■ Given exercise: Pull every "Stage" line out of the data below.

■ Provided records:

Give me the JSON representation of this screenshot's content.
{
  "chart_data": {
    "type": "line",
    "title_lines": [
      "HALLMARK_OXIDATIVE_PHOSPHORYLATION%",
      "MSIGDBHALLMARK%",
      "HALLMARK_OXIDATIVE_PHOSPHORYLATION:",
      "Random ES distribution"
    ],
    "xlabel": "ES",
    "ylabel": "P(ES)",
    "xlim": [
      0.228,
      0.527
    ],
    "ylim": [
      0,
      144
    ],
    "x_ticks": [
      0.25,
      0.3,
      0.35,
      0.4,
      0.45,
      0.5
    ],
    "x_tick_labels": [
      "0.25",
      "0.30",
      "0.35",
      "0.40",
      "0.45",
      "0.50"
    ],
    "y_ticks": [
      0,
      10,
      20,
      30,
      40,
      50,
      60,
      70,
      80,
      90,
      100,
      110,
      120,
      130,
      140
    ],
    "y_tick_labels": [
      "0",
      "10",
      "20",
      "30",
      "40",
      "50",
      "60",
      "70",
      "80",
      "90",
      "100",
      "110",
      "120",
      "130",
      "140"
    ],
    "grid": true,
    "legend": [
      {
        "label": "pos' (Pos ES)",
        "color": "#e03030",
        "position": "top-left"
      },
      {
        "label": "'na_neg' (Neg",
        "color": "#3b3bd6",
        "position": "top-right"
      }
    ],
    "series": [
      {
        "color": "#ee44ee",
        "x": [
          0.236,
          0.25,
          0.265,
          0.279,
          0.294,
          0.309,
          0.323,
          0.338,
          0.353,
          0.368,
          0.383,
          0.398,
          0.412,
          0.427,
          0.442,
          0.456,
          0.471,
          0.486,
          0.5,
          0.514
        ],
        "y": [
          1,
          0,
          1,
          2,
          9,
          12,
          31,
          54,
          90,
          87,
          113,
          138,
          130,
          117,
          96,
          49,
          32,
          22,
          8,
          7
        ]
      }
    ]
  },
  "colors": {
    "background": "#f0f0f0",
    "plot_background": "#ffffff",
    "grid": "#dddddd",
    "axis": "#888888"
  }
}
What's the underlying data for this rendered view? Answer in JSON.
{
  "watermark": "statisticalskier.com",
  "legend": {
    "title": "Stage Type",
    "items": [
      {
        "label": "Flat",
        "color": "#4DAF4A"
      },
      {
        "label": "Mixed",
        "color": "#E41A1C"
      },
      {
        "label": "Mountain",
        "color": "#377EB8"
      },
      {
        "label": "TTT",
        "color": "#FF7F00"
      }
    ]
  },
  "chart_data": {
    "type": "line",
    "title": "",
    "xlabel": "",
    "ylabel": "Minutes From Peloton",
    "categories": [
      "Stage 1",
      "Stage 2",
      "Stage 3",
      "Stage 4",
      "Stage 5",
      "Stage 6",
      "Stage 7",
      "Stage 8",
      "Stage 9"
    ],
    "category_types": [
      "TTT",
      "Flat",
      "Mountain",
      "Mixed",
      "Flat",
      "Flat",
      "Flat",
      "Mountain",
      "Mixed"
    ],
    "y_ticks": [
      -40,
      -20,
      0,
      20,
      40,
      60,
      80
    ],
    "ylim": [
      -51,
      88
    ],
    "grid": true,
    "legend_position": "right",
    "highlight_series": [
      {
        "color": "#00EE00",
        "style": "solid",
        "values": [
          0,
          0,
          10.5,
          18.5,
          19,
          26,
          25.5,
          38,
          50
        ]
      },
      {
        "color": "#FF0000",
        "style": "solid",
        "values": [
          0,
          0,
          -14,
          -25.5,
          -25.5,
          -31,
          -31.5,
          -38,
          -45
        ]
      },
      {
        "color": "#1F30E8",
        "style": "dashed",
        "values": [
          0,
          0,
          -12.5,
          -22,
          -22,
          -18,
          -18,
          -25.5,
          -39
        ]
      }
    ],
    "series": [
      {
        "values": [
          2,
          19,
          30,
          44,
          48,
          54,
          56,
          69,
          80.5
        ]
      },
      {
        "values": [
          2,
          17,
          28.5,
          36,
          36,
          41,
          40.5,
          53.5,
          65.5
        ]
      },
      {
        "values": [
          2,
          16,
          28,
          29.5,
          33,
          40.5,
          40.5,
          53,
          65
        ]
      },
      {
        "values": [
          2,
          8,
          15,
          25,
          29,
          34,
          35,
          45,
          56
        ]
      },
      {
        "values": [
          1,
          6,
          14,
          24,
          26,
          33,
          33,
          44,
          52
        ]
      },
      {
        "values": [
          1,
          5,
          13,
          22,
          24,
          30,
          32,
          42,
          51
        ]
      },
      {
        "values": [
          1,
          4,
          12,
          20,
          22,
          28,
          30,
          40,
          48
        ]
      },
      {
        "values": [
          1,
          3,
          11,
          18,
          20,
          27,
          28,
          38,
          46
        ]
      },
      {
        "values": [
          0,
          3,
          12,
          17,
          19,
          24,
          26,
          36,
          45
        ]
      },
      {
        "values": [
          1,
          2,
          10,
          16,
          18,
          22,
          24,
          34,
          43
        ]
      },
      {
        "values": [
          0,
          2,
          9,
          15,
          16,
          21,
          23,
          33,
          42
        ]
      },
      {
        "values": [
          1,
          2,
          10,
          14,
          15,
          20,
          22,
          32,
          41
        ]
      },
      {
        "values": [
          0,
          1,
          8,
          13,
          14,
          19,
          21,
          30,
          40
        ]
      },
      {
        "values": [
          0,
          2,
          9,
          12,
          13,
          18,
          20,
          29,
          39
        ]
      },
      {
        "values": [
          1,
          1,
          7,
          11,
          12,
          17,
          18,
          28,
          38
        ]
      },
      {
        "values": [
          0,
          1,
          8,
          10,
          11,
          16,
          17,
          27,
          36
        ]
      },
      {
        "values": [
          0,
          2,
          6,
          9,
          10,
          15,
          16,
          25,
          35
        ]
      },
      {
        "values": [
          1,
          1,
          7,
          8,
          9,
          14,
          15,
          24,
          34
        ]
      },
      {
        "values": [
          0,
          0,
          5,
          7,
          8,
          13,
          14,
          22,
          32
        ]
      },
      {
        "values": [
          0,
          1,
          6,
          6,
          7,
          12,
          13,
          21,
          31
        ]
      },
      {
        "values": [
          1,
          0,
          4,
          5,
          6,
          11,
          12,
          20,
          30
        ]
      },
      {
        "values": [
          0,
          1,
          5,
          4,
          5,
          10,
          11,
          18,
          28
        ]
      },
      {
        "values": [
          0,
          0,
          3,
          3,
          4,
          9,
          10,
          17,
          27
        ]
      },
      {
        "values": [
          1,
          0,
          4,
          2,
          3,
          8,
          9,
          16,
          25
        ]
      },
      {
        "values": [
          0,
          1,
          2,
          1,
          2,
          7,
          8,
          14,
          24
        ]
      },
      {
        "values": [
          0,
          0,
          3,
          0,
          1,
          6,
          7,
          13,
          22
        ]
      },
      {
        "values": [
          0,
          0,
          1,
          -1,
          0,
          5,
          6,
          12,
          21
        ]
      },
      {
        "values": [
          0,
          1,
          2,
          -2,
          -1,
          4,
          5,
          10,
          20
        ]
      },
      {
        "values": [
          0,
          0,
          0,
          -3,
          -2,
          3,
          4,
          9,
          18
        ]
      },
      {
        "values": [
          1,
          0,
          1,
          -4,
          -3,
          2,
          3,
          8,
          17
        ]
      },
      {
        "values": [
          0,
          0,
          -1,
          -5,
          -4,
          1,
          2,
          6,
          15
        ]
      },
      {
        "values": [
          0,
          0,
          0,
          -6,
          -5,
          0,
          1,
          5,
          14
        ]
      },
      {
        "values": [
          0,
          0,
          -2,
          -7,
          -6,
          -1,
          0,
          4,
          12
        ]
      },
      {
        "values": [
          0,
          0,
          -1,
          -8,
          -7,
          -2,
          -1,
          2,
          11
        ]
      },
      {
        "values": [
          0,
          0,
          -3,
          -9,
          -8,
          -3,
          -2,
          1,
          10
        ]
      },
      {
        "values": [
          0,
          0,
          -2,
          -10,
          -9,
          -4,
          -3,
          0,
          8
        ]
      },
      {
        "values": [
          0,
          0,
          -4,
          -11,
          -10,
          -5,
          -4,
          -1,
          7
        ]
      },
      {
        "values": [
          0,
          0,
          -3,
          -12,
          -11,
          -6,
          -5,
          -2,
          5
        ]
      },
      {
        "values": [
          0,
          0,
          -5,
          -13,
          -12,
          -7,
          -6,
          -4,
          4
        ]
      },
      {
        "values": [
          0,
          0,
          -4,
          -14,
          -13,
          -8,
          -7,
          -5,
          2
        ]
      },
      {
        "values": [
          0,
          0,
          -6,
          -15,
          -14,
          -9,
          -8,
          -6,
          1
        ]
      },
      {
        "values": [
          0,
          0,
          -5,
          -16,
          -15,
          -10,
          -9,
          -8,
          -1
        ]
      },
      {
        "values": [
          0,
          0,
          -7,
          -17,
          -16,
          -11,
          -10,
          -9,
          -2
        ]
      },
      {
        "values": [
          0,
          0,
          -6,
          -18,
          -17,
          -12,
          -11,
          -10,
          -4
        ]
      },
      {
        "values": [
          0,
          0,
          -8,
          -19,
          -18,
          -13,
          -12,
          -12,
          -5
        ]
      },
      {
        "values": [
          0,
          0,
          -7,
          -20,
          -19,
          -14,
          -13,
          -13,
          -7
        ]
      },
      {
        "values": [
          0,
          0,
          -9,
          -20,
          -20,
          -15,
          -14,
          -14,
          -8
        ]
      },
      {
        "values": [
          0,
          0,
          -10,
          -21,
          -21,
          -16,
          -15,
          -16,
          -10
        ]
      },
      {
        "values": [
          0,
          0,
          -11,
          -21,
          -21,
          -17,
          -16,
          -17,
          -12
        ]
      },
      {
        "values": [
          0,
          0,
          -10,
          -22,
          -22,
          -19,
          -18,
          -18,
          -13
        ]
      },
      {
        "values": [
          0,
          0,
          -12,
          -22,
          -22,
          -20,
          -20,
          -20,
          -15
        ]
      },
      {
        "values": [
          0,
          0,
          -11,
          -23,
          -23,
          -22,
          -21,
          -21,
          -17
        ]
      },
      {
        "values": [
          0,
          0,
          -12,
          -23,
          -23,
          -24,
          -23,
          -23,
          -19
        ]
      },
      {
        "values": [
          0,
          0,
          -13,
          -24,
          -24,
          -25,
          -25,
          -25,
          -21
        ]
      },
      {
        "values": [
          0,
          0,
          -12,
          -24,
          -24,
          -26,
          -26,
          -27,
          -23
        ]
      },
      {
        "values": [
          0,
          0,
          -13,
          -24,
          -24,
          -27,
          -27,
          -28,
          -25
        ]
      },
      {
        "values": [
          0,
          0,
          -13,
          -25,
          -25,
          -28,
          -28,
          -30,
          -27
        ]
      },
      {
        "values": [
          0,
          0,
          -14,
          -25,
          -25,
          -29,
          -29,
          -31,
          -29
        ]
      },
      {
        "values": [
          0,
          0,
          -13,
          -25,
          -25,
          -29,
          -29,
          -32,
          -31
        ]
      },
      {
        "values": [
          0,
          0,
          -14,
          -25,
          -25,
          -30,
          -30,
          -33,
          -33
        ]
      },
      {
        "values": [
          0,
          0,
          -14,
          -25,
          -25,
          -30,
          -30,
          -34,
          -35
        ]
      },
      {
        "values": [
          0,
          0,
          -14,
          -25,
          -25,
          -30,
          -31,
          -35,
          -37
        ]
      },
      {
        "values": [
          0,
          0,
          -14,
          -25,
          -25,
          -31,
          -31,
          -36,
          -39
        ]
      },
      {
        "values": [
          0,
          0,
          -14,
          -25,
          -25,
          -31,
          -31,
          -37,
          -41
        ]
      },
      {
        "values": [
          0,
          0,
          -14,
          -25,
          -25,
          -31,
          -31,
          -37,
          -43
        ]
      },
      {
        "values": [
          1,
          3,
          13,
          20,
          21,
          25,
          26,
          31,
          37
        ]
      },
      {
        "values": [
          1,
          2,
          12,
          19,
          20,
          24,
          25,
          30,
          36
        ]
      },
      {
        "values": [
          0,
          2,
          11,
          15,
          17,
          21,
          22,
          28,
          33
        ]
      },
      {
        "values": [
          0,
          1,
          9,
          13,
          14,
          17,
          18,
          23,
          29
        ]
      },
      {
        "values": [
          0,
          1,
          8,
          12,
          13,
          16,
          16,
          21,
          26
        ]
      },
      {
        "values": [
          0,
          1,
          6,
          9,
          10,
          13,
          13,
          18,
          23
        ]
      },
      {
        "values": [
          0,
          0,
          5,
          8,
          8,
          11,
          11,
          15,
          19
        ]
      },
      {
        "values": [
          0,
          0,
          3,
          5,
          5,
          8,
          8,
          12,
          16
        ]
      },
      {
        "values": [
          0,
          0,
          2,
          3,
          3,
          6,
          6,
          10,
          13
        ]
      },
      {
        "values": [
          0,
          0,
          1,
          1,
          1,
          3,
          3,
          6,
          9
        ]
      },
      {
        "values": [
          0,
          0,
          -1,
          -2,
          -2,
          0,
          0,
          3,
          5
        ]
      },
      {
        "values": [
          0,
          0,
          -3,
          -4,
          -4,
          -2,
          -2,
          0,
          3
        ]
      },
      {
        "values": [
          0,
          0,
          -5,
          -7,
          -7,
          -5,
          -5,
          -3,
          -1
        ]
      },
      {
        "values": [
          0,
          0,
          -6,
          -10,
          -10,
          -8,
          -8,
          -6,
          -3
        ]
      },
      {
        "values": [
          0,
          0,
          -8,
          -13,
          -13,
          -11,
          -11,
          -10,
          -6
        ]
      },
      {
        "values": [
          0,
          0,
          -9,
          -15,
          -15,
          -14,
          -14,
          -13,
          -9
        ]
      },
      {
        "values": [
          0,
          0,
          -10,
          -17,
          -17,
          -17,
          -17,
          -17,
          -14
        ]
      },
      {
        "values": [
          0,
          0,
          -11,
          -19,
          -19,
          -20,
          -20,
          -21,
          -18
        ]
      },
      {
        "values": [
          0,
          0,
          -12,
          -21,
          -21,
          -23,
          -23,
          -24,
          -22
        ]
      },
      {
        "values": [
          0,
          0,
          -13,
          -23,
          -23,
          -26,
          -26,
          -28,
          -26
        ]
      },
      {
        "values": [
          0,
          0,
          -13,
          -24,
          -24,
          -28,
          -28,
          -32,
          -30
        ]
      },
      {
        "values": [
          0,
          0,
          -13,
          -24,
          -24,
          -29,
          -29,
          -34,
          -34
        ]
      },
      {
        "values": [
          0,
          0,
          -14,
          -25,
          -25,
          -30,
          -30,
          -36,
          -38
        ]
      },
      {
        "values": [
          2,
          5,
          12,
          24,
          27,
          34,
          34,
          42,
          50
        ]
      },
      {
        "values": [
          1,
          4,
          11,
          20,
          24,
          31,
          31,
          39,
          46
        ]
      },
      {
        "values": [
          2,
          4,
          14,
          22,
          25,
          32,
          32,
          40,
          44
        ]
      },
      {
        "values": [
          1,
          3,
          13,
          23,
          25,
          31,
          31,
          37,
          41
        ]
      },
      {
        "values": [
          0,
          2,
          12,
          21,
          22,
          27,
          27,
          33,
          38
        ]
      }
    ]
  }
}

■ In response:
    "title": "Stage Type",
      "Stage 1",
      "Stage 2",
      "Stage 3",
      "Stage 4",
      "Stage 5",
      "Stage 6",
      "Stage 7",
      "Stage 8",
      "Stage 9"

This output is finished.